**Exercise description:** Reproduce the records below exactly, leaving out any pictures.
::::::::::
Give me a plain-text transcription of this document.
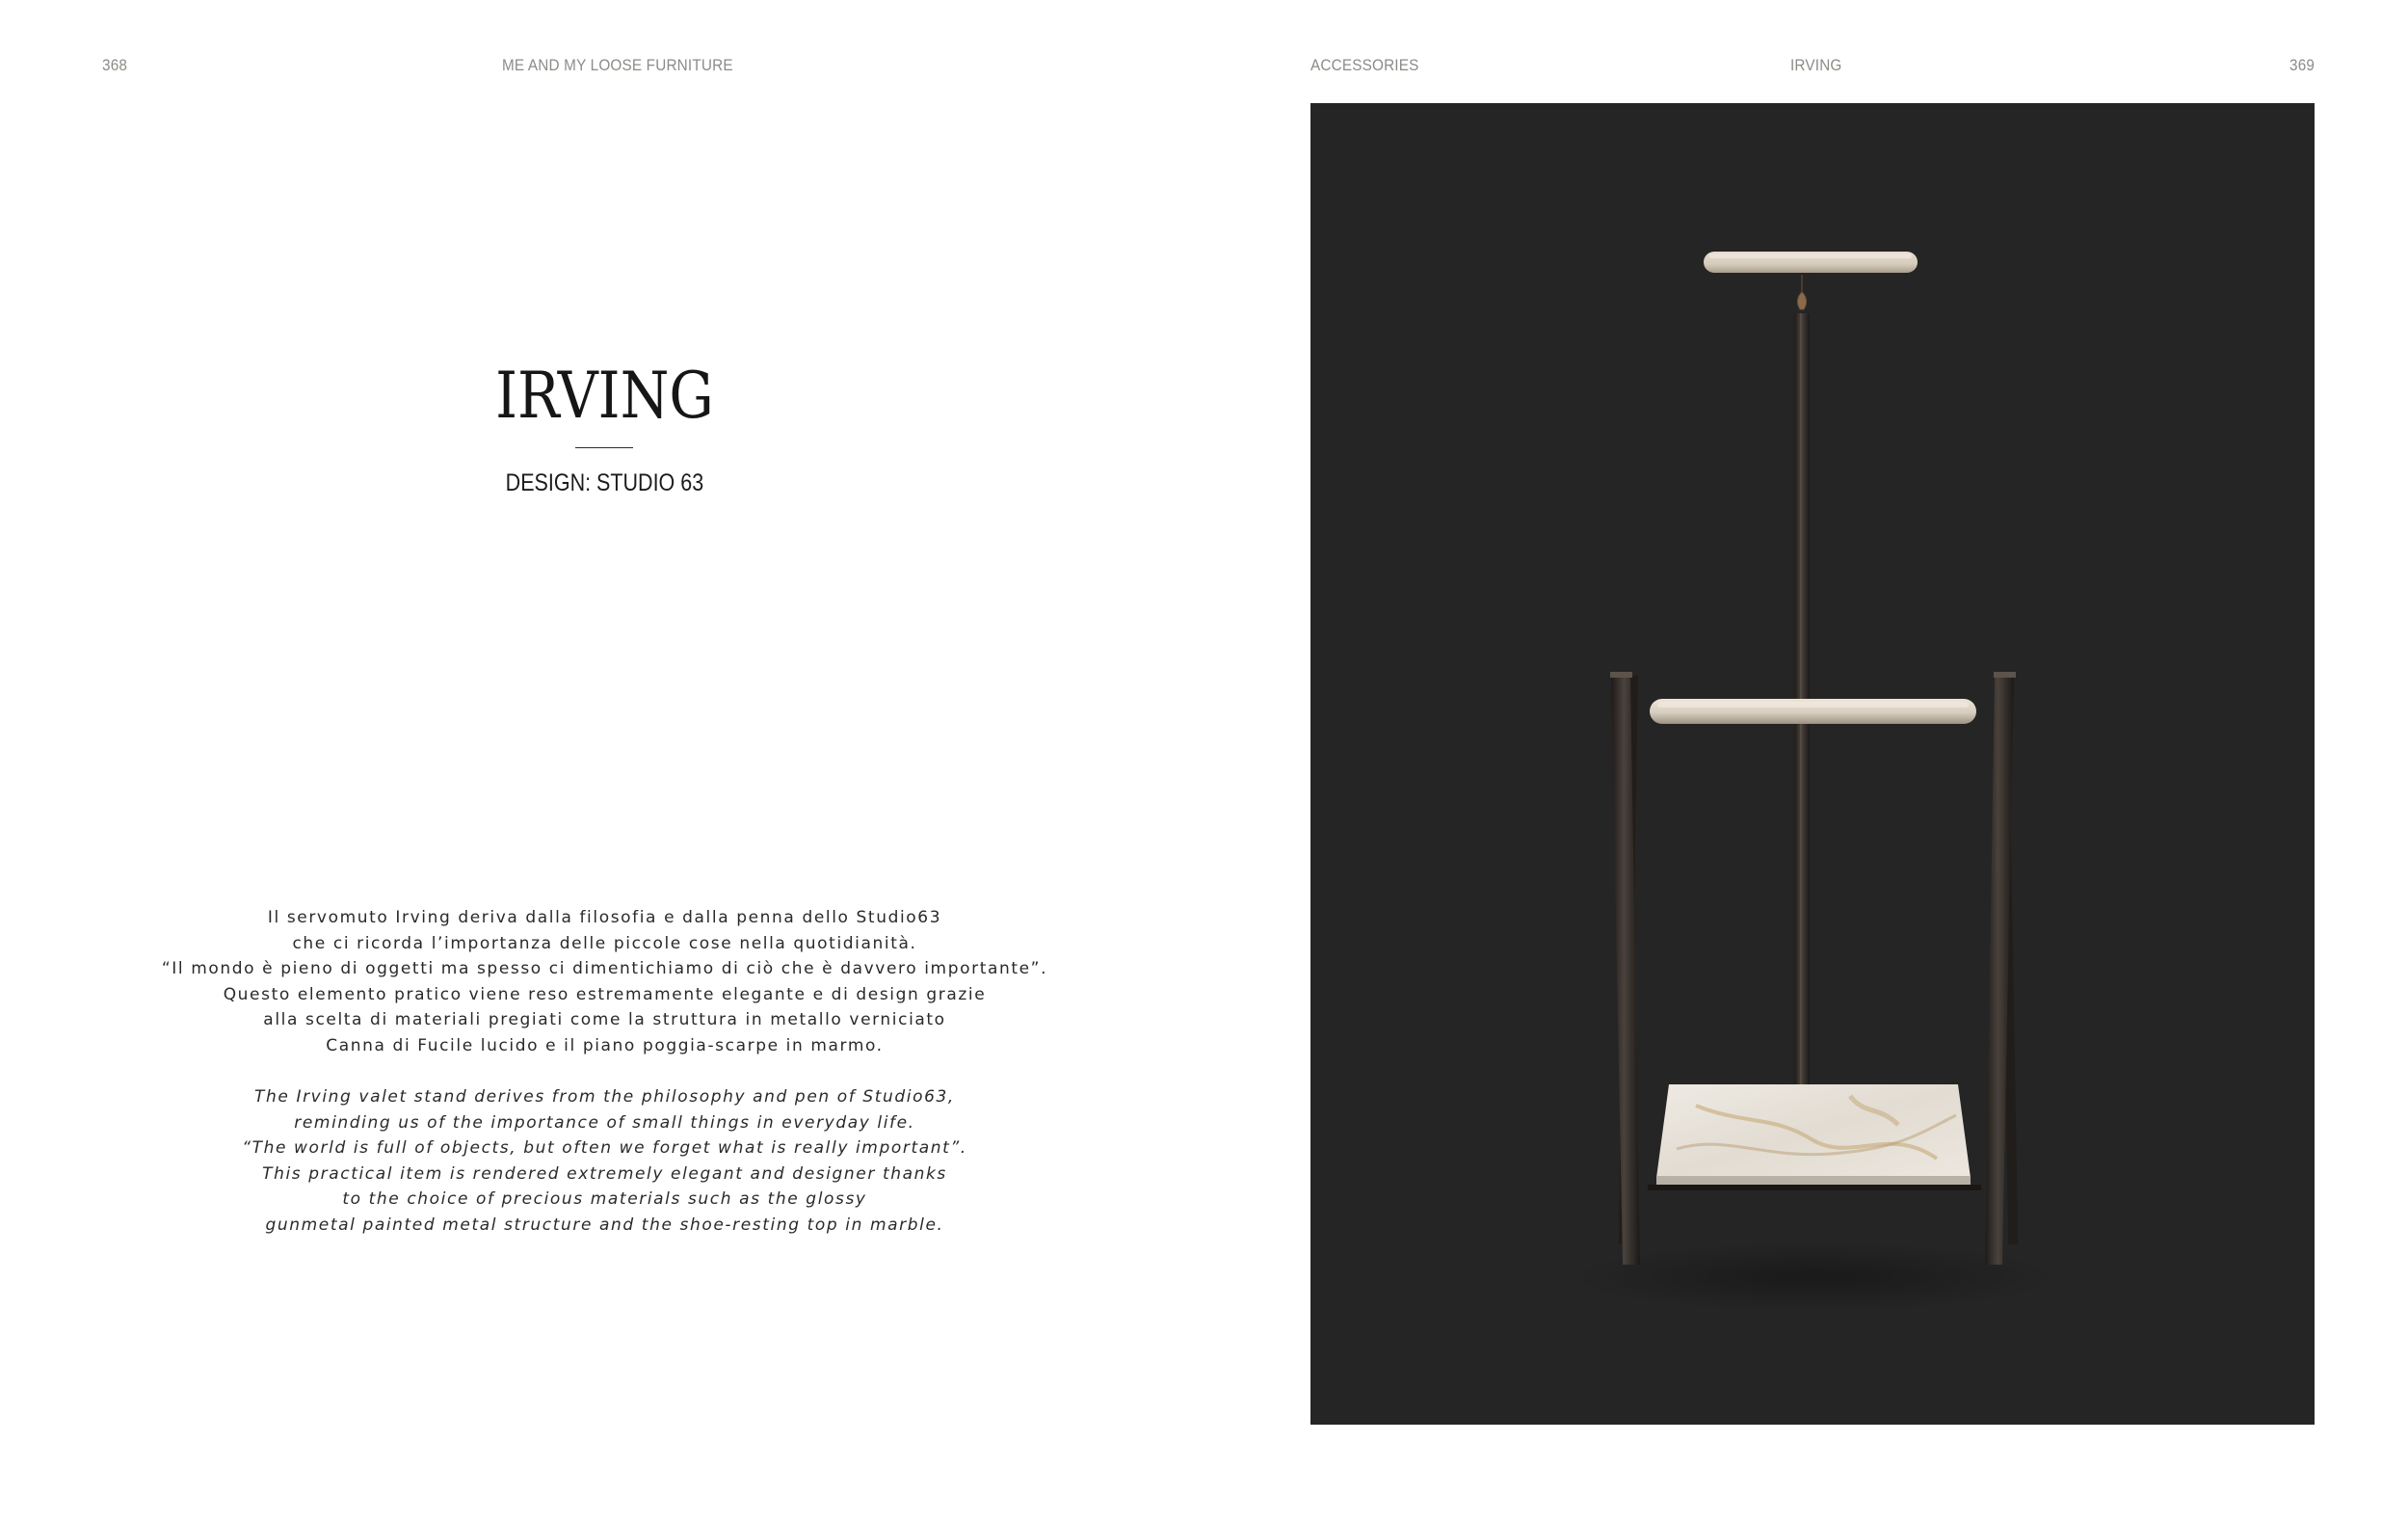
368	ME AND MY LOOSE FURNITURE	ACCESSORIES	IRVING	369
IRVING
DESIGN: STUDIO 63
Il servomuto Irving deriva dalla filosofia e dalla penna dello Studio63
che ci ricorda l’importanza delle piccole cose nella quotidianità.
“Il mondo è pieno di oggetti ma spesso ci dimentichiamo di ciò che è davvero importante”.
Questo elemento pratico viene reso estremamente elegante e di design grazie
alla scelta di materiali pregiati come la struttura in metallo verniciato
Canna di Fucile lucido e il piano poggia-scarpe in marmo.
The Irving valet stand derives from the philosophy and pen of Studio63,
reminding us of the importance of small things in everyday life.
“The world is full of objects, but often we forget what is really important”.
This practical item is rendered extremely elegant and designer thanks
to the choice of precious materials such as the glossy
gunmetal painted metal structure and the shoe-resting top in marble.
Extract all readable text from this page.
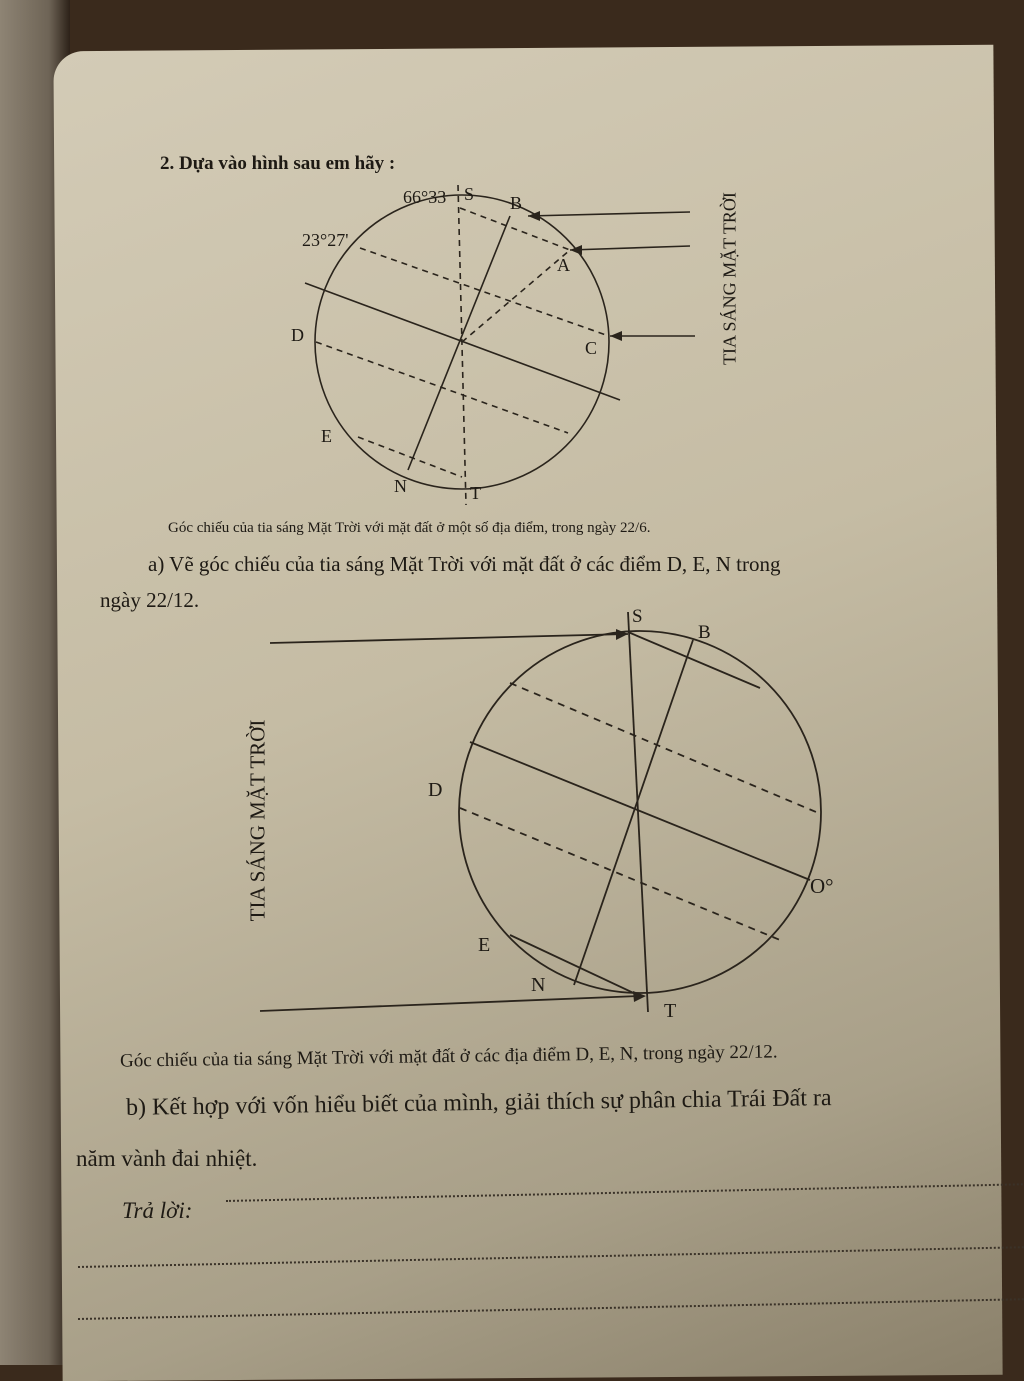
2. Dựa vào hình sau em hãy :
66°33 S B
23°27'
A
D
C
E
N	T
TIA SÁNG MẶT TRỜI
Góc chiếu của tia sáng Mặt Trời với mặt đất ở một số địa điểm, trong ngày 22/6.
a) Vẽ góc chiếu của tia sáng Mặt Trời với mặt đất ở các điểm D, E, N trong
ngày 22/12.
S
B
D
O°
E
N
T
TIA SÁNG MẶT TRỜI
Góc chiếu của tia sáng Mặt Trời với mặt đất ở các địa điểm D, E, N, trong ngày 22/12.
b) Kết hợp với vốn hiểu biết của mình, giải thích sự phân chia Trái Đất ra
năm vành đai nhiệt.
Trả lời:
::::::::::
**Worked solution:**
Give me a plain-text transcription of this document.
368	ME AND MY LOOSE FURNITURE	ACCESSORIES	IRVING	369
IRVING
DESIGN: STUDIO 63
Il servomuto Irving deriva dalla filosofia e dalla penna dello Studio63
che ci ricorda l’importanza delle piccole cose nella quotidianità.
“Il mondo è pieno di oggetti ma spesso ci dimentichiamo di ciò che è davvero importante”.
Questo elemento pratico viene reso estremamente elegante e di design grazie
alla scelta di materiali pregiati come la struttura in metallo verniciato
Canna di Fucile lucido e il piano poggia-scarpe in marmo.
The Irving valet stand derives from the philosophy and pen of Studio63,
reminding us of the importance of small things in everyday life.
“The world is full of objects, but often we forget what is really important”.
This practical item is rendered extremely elegant and designer thanks
to the choice of precious materials such as the glossy
gunmetal painted metal structure and the shoe-resting top in marble.
Extract all readable text from this page.
2. Dựa vào hình sau em hãy :
66°33 S B
23°27'
A
D
C
E
N	T
TIA SÁNG MẶT TRỜI
Góc chiếu của tia sáng Mặt Trời với mặt đất ở một số địa điểm, trong ngày 22/6.
a) Vẽ góc chiếu của tia sáng Mặt Trời với mặt đất ở các điểm D, E, N trong
ngày 22/12.
S
B
D
O°
E
N
T
TIA SÁNG MẶT TRỜI
Góc chiếu của tia sáng Mặt Trời với mặt đất ở các địa điểm D, E, N, trong ngày 22/12.
b) Kết hợp với vốn hiểu biết của mình, giải thích sự phân chia Trái Đất ra
năm vành đai nhiệt.
Trả lời:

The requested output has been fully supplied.